▶ [What you have to do]: Copy each line below that contains "ipaddress".

▶ [Listed entries]:
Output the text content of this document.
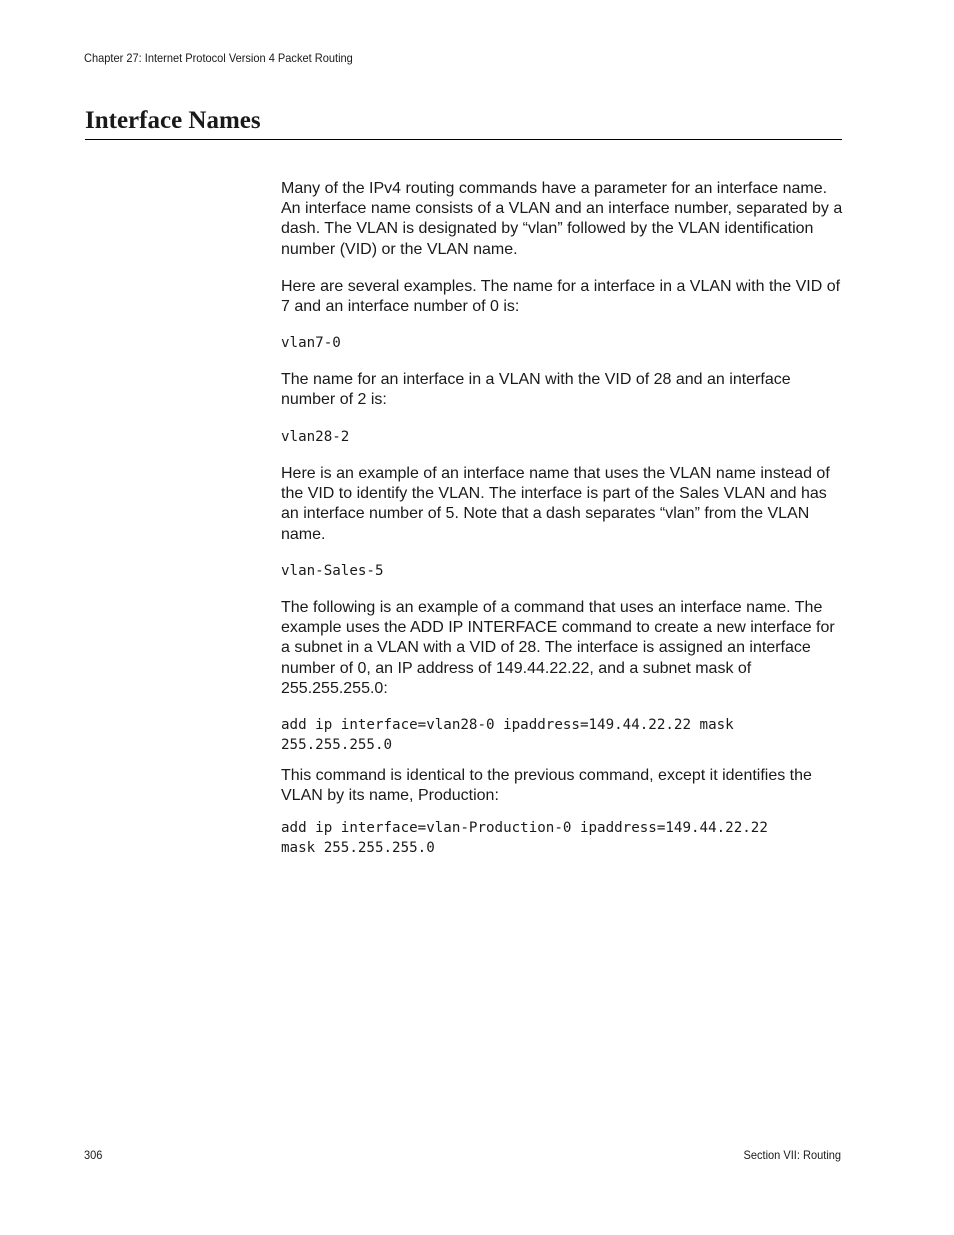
Chapter 27: Internet Protocol Version 4 Packet Routing
Interface Names

Many of the IPv4 routing commands have a parameter for an interface name. An interface name consists of a VLAN and an interface number, separated by a dash. The VLAN is designated by “vlan” followed by the VLAN identification number (VID) or the VLAN name.

Here are several examples. The name for a interface in a VLAN with the VID of 7 and an interface number of 0 is:

vlan7-0

The name for an interface in a VLAN with the VID of 28 and an interface number of 2 is:

vlan28-2

Here is an example of an interface name that uses the VLAN name instead of the VID to identify the VLAN. The interface is part of the Sales VLAN and has an interface number of 5. Note that a dash separates “vlan” from the VLAN name.

vlan-Sales-5

The following is an example of a command that uses an interface name. The example uses the ADD IP INTERFACE command to create a new interface for a subnet in a VLAN with a VID of 28. The interface is assigned an interface number of 0, an IP address of 149.44.22.22, and a subnet mask of 255.255.255.0:

add ip interface=vlan28-0 ipaddress=149.44.22.22 mask
255.255.255.0

This command is identical to the previous command, except it identifies the VLAN by its name, Production:

add ip interface=vlan-Production-0 ipaddress=149.44.22.22
mask 255.255.255.0
306	Section VII: Routing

▶ [Expected answer]:
add ip interface=vlan28-0 ipaddress=149.44.22.22 mask
add ip interface=vlan-Production-0 ipaddress=149.44.22.22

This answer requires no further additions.